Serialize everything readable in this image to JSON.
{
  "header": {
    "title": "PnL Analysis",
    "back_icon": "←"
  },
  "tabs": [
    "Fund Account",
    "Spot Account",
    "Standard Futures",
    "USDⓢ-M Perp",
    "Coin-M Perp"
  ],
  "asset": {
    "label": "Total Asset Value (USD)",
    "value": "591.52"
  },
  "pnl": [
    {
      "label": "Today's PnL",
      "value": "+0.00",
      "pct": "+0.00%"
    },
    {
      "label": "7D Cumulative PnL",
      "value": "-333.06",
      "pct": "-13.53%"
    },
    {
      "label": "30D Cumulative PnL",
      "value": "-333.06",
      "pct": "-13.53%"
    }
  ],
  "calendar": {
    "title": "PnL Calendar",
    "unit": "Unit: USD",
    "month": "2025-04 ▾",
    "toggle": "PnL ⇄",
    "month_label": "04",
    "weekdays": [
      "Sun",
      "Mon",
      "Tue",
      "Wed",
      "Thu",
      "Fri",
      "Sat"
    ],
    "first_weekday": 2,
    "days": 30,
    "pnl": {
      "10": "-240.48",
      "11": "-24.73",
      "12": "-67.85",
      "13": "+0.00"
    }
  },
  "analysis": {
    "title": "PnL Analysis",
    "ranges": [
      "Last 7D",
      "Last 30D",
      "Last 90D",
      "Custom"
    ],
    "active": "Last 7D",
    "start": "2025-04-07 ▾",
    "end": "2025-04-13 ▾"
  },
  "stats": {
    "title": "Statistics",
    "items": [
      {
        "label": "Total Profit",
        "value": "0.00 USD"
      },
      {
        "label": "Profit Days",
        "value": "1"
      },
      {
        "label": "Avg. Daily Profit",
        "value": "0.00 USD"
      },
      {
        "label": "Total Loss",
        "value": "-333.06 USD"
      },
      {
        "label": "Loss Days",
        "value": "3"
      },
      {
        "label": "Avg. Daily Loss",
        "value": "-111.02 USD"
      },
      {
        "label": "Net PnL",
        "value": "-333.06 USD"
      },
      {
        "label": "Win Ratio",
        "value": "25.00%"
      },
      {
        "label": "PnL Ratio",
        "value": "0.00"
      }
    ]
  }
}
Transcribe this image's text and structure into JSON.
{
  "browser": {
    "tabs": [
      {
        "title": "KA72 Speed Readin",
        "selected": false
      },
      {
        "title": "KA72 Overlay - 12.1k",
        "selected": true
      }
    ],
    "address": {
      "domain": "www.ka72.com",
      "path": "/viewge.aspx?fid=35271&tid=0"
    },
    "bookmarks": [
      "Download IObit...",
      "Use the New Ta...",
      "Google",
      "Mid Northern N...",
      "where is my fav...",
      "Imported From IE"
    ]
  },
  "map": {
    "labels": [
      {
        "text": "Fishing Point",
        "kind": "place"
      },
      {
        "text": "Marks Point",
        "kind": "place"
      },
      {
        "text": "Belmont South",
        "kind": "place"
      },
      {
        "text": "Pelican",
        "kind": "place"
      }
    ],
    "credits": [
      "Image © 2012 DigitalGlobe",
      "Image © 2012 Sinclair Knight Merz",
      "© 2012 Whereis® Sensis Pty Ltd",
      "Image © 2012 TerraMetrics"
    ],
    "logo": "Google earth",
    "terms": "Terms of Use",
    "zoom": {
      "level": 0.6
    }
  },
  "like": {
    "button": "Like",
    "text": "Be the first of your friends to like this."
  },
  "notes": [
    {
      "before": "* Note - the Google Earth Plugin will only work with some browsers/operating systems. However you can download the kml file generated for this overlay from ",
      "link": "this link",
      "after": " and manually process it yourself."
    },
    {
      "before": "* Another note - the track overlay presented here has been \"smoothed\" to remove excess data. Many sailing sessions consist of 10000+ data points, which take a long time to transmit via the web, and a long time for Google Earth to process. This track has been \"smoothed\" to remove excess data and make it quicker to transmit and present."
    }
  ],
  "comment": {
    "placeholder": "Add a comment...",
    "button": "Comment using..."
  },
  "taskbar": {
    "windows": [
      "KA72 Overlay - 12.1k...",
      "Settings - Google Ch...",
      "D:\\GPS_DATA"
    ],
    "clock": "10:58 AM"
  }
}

* [Work to do] Using the records above, find and show each line with the string "Daily".

* [Answer for the task]
        "label": "Avg. Daily Profit",
        "label": "Avg. Daily Loss",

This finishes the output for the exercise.